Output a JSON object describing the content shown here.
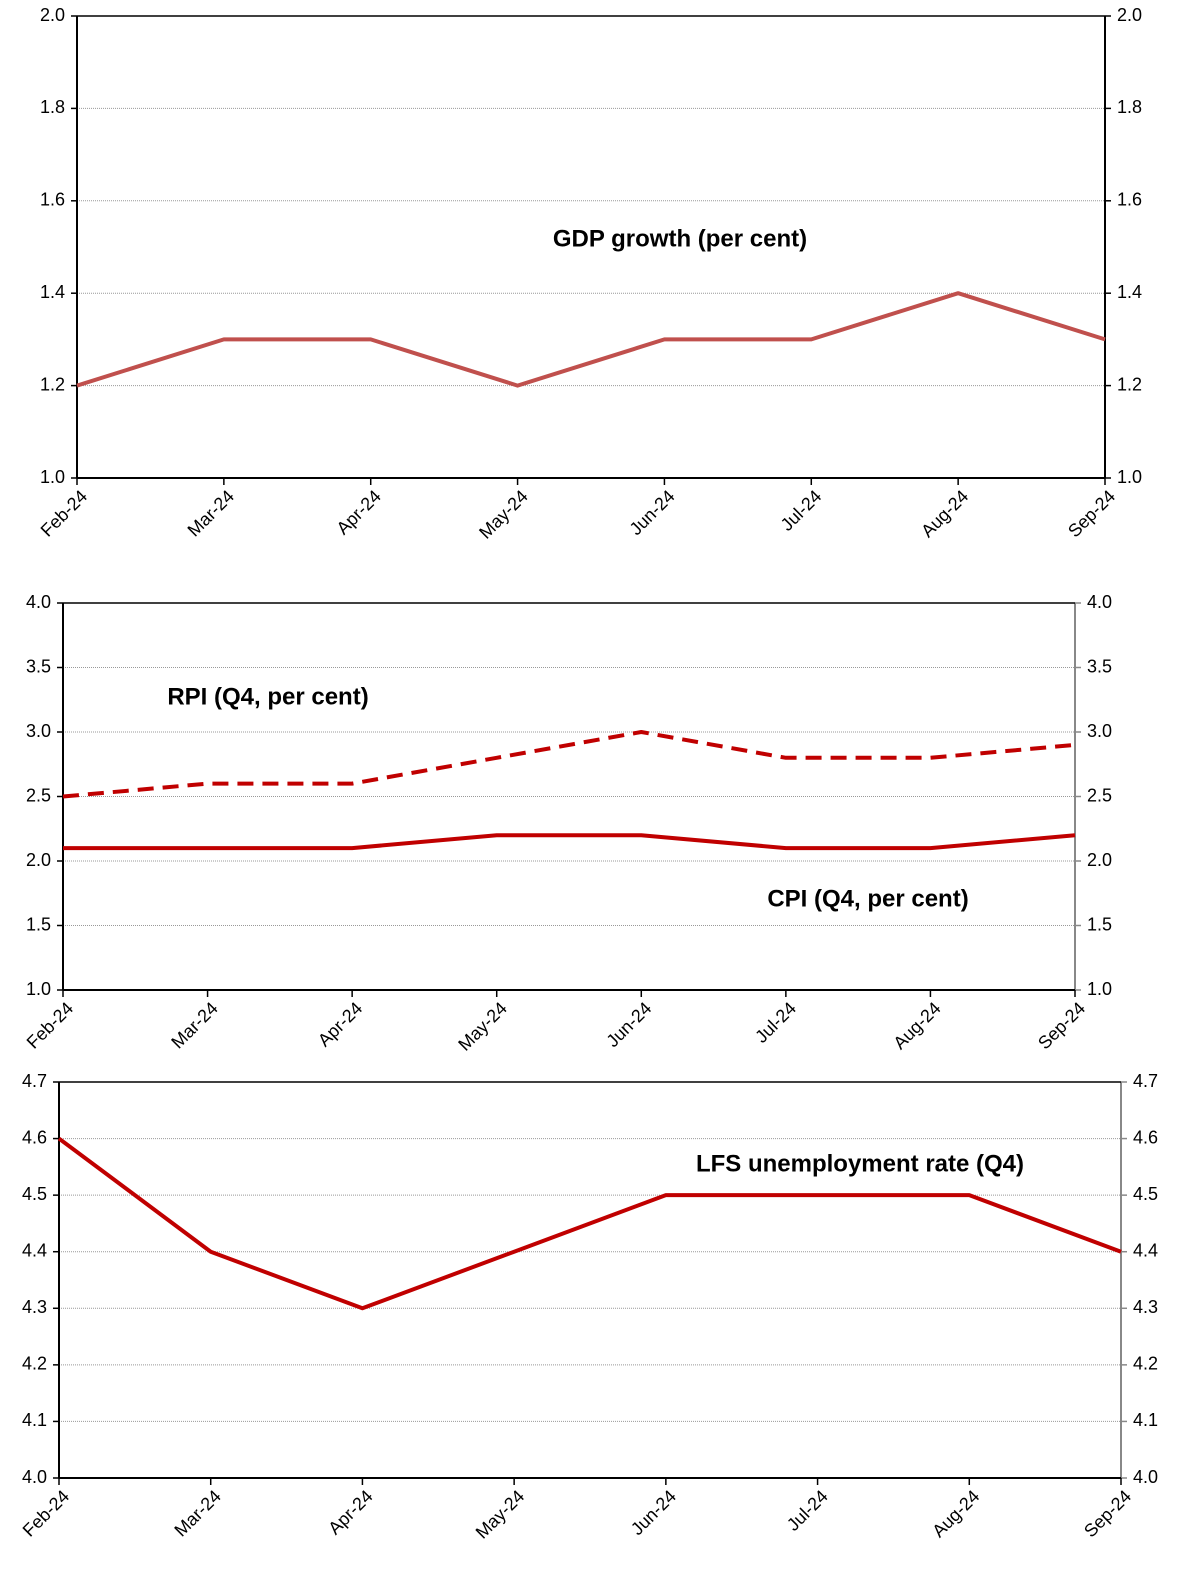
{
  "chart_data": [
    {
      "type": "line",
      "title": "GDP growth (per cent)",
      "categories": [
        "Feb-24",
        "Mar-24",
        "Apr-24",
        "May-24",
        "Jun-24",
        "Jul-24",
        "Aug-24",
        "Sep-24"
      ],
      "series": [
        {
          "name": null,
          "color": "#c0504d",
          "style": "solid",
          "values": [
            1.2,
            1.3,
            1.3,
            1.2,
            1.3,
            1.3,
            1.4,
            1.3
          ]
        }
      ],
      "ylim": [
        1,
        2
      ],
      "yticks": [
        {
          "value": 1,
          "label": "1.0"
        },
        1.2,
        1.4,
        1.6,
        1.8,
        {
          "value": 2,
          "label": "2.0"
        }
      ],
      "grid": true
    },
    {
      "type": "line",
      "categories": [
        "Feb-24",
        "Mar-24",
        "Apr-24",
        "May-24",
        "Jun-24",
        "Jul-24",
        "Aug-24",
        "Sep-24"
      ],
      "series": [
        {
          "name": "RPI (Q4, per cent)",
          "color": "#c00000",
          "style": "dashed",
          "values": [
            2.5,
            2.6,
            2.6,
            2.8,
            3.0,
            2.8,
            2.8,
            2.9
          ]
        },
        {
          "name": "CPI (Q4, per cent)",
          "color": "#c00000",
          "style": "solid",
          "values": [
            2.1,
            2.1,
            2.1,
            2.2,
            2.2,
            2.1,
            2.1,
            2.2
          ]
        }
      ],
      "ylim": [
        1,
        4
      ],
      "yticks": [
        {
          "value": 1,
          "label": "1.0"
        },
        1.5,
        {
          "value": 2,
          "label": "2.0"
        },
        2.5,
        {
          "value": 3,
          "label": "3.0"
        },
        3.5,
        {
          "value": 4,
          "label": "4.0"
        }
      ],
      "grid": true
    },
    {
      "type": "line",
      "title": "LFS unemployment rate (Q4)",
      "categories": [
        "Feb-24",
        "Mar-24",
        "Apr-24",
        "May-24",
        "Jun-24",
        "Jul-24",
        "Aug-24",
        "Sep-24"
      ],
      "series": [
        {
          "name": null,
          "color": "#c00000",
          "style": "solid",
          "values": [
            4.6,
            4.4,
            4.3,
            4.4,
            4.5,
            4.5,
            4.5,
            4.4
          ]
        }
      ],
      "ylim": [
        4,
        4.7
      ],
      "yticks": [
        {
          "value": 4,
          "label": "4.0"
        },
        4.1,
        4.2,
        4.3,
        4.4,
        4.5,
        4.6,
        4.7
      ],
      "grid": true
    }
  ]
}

------------------------------------------------------------------------

→ Goal:
Repeat the entries exactly. Pictures are excluded from the copy.

→ Response:
Output a JSON object describing the content shown here.
{
  "chart_data": [
    {
      "type": "line",
      "title": "GDP growth (per cent)",
      "categories": [
        "Feb-24",
        "Mar-24",
        "Apr-24",
        "May-24",
        "Jun-24",
        "Jul-24",
        "Aug-24",
        "Sep-24"
      ],
      "series": [
        {
          "name": null,
          "color": "#c0504d",
          "style": "solid",
          "values": [
            1.2,
            1.3,
            1.3,
            1.2,
            1.3,
            1.3,
            1.4,
            1.3
          ]
        }
      ],
      "ylim": [
        1,
        2
      ],
      "yticks": [
        {
          "value": 1,
          "label": "1.0"
        },
        1.2,
        1.4,
        1.6,
        1.8,
        {
          "value": 2,
          "label": "2.0"
        }
      ],
      "grid": true
    },
    {
      "type": "line",
      "categories": [
        "Feb-24",
        "Mar-24",
        "Apr-24",
        "May-24",
        "Jun-24",
        "Jul-24",
        "Aug-24",
        "Sep-24"
      ],
      "series": [
        {
          "name": "RPI (Q4, per cent)",
          "color": "#c00000",
          "style": "dashed",
          "values": [
            2.5,
            2.6,
            2.6,
            2.8,
            3.0,
            2.8,
            2.8,
            2.9
          ]
        },
        {
          "name": "CPI (Q4, per cent)",
          "color": "#c00000",
          "style": "solid",
          "values": [
            2.1,
            2.1,
            2.1,
            2.2,
            2.2,
            2.1,
            2.1,
            2.2
          ]
        }
      ],
      "ylim": [
        1,
        4
      ],
      "yticks": [
        {
          "value": 1,
          "label": "1.0"
        },
        1.5,
        {
          "value": 2,
          "label": "2.0"
        },
        2.5,
        {
          "value": 3,
          "label": "3.0"
        },
        3.5,
        {
          "value": 4,
          "label": "4.0"
        }
      ],
      "grid": true
    },
    {
      "type": "line",
      "title": "LFS unemployment rate (Q4)",
      "categories": [
        "Feb-24",
        "Mar-24",
        "Apr-24",
        "May-24",
        "Jun-24",
        "Jul-24",
        "Aug-24",
        "Sep-24"
      ],
      "series": [
        {
          "name": null,
          "color": "#c00000",
          "style": "solid",
          "values": [
            4.6,
            4.4,
            4.3,
            4.4,
            4.5,
            4.5,
            4.5,
            4.4
          ]
        }
      ],
      "ylim": [
        4,
        4.7
      ],
      "yticks": [
        {
          "value": 4,
          "label": "4.0"
        },
        4.1,
        4.2,
        4.3,
        4.4,
        4.5,
        4.6,
        4.7
      ],
      "grid": true
    }
  ]
}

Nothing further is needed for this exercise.